→ EXERCISE TASK: Among the lines below, list those containing the string "name".

Extracted data entries:

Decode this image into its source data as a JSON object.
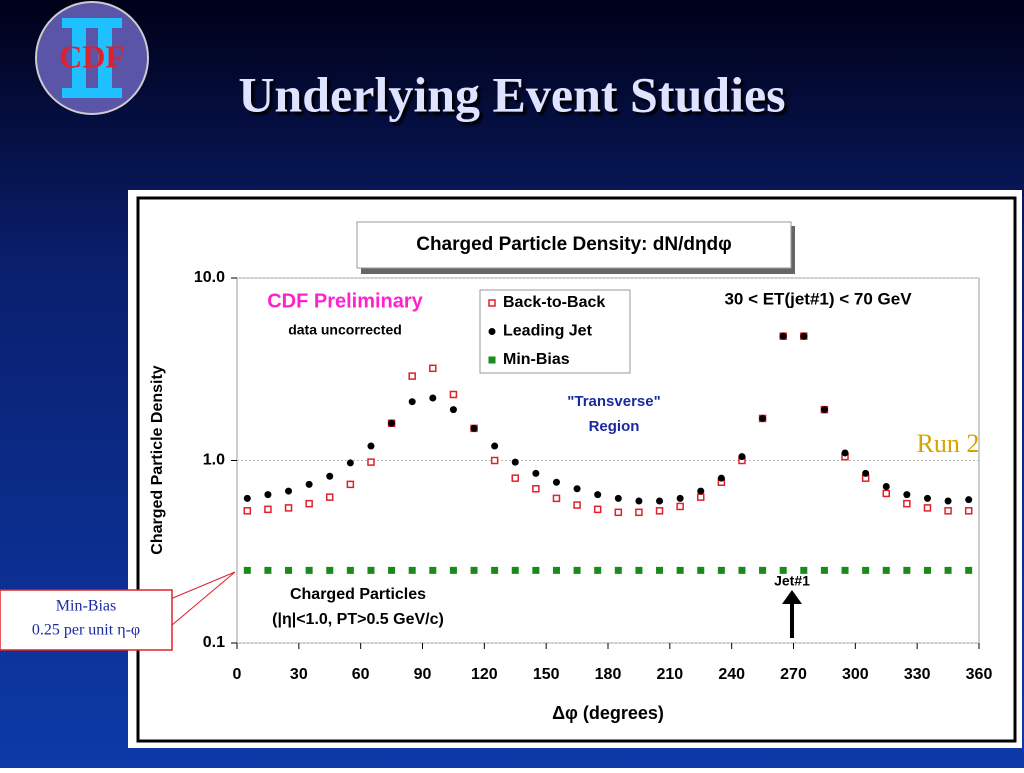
{
  "slide_title": "Underlying Event Studies",
  "logo": "CDF",
  "chart_data": {
    "type": "scatter",
    "title": "Charged Particle Density: dN/dηdφ",
    "x_label": "Δφ  (degrees)",
    "y_label": "Charged Particle Density",
    "xlim": [
      0,
      360
    ],
    "xticks": [
      0,
      30,
      60,
      90,
      120,
      150,
      180,
      210,
      240,
      270,
      300,
      330,
      360
    ],
    "ylim": [
      0.1,
      10
    ],
    "yticks": [
      0.1,
      {
        "value": 1,
        "label": "1.0"
      },
      {
        "value": 10,
        "label": "10.0"
      }
    ],
    "log_y": true,
    "grid": true,
    "legend": "top",
    "x": [
      5,
      15,
      25,
      35,
      45,
      55,
      65,
      75,
      85,
      95,
      105,
      115,
      125,
      135,
      145,
      155,
      165,
      175,
      185,
      195,
      205,
      215,
      225,
      235,
      245,
      255,
      265,
      275,
      285,
      295,
      305,
      315,
      325,
      335,
      345,
      355
    ],
    "series": [
      {
        "name": "Back-to-Back",
        "color": "#e0202a",
        "marker": "square-open",
        "values": [
          0.53,
          0.54,
          0.55,
          0.58,
          0.63,
          0.74,
          0.98,
          1.6,
          2.9,
          3.2,
          2.3,
          1.5,
          1.0,
          0.8,
          0.7,
          0.62,
          0.57,
          0.54,
          0.52,
          0.52,
          0.53,
          0.56,
          0.63,
          0.76,
          1.0,
          1.7,
          4.8,
          4.8,
          1.9,
          1.05,
          0.8,
          0.66,
          0.58,
          0.55,
          0.53,
          0.53
        ]
      },
      {
        "name": "Leading Jet",
        "color": "#000000",
        "marker": "circle",
        "values": [
          0.62,
          0.65,
          0.68,
          0.74,
          0.82,
          0.97,
          1.2,
          1.6,
          2.1,
          2.2,
          1.9,
          1.5,
          1.2,
          0.98,
          0.85,
          0.76,
          0.7,
          0.65,
          0.62,
          0.6,
          0.6,
          0.62,
          0.68,
          0.8,
          1.05,
          1.7,
          4.8,
          4.8,
          1.9,
          1.1,
          0.85,
          0.72,
          0.65,
          0.62,
          0.6,
          0.61
        ]
      },
      {
        "name": "Min-Bias",
        "color": "#1a8a1a",
        "marker": "square",
        "values": [
          0.25,
          0.25,
          0.25,
          0.25,
          0.25,
          0.25,
          0.25,
          0.25,
          0.25,
          0.25,
          0.25,
          0.25,
          0.25,
          0.25,
          0.25,
          0.25,
          0.25,
          0.25,
          0.25,
          0.25,
          0.25,
          0.25,
          0.25,
          0.25,
          0.25,
          0.25,
          0.25,
          0.25,
          0.25,
          0.25,
          0.25,
          0.25,
          0.25,
          0.25,
          0.25,
          0.25
        ]
      }
    ],
    "annotations": [
      "CDF Preliminary",
      "data uncorrected",
      "30 < ET(jet#1) < 70 GeV",
      "\"Transverse\"",
      "Region",
      "Run 2",
      "Charged Particles",
      "(|η|<1.0, PT>0.5 GeV/c)",
      "Jet#1",
      "Min-Bias",
      "0.25 per unit η-φ"
    ]
  }
}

→ FINISHED ANSWER:
        "name": "Back-to-Back",
        "name": "Leading Jet",
        "name": "Min-Bias",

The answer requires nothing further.